BEGIN LISTED RECORDS
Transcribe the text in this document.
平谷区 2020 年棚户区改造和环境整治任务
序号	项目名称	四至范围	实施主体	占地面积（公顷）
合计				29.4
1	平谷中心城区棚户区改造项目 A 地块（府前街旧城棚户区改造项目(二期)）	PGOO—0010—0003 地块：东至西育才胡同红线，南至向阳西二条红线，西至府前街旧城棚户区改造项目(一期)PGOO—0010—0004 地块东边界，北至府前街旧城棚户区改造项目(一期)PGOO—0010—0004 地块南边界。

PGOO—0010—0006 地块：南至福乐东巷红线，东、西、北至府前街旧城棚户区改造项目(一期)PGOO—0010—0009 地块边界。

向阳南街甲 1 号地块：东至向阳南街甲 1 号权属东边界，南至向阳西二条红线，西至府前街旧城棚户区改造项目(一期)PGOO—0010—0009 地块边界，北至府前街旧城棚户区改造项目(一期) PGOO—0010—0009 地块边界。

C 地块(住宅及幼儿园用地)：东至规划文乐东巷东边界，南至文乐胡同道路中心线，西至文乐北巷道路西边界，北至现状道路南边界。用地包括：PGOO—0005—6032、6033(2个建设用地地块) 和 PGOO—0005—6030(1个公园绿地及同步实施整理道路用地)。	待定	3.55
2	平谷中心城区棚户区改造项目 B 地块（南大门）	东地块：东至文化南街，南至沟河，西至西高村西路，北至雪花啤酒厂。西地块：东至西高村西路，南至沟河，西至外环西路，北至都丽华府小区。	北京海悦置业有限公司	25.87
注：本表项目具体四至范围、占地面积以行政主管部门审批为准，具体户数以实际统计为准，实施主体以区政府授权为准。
END LISTED RECORDS
BEGIN LISTED RECORDS
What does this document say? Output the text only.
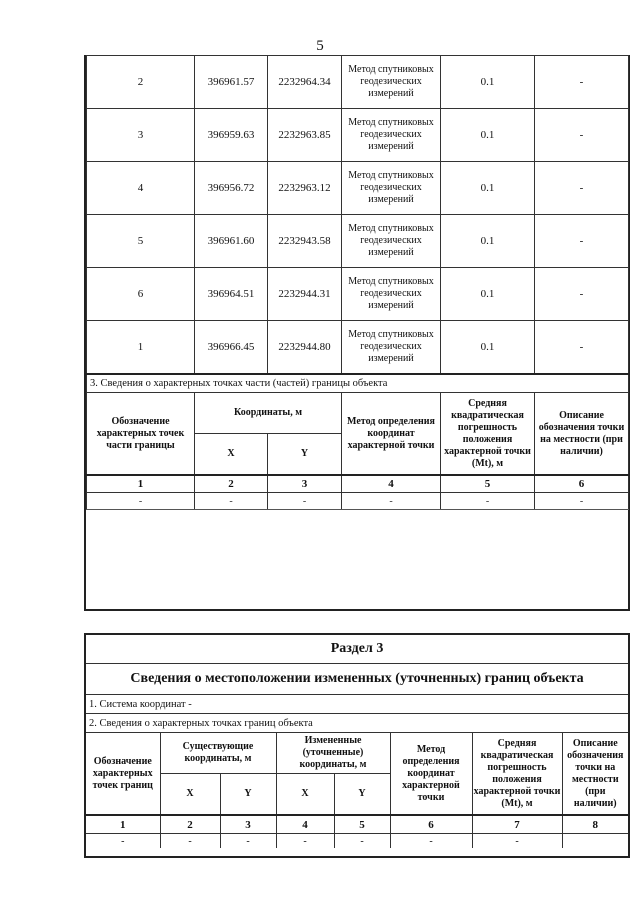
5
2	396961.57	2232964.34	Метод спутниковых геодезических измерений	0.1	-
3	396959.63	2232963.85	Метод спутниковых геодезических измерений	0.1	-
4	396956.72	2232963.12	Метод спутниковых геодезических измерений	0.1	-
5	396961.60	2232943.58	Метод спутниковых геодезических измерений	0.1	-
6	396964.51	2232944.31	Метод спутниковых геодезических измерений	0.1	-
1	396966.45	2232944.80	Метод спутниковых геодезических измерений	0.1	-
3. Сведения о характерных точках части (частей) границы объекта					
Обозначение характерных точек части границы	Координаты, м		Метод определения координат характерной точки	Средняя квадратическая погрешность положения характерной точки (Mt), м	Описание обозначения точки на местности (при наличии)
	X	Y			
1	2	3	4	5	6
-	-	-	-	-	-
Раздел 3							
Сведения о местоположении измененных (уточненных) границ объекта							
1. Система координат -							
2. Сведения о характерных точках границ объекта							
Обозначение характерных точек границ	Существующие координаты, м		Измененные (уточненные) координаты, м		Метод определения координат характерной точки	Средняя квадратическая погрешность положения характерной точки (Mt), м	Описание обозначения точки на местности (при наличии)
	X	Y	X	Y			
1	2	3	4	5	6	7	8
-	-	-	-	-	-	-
END LISTED RECORDS
PROBLEM TO SOLVE: Identify and copy lines that hold the string "точках".

FULL SOLUTION:
3. Сведения о характерных точках части (частей) границы объекта					
2. Сведения о характерных точках границ объекта							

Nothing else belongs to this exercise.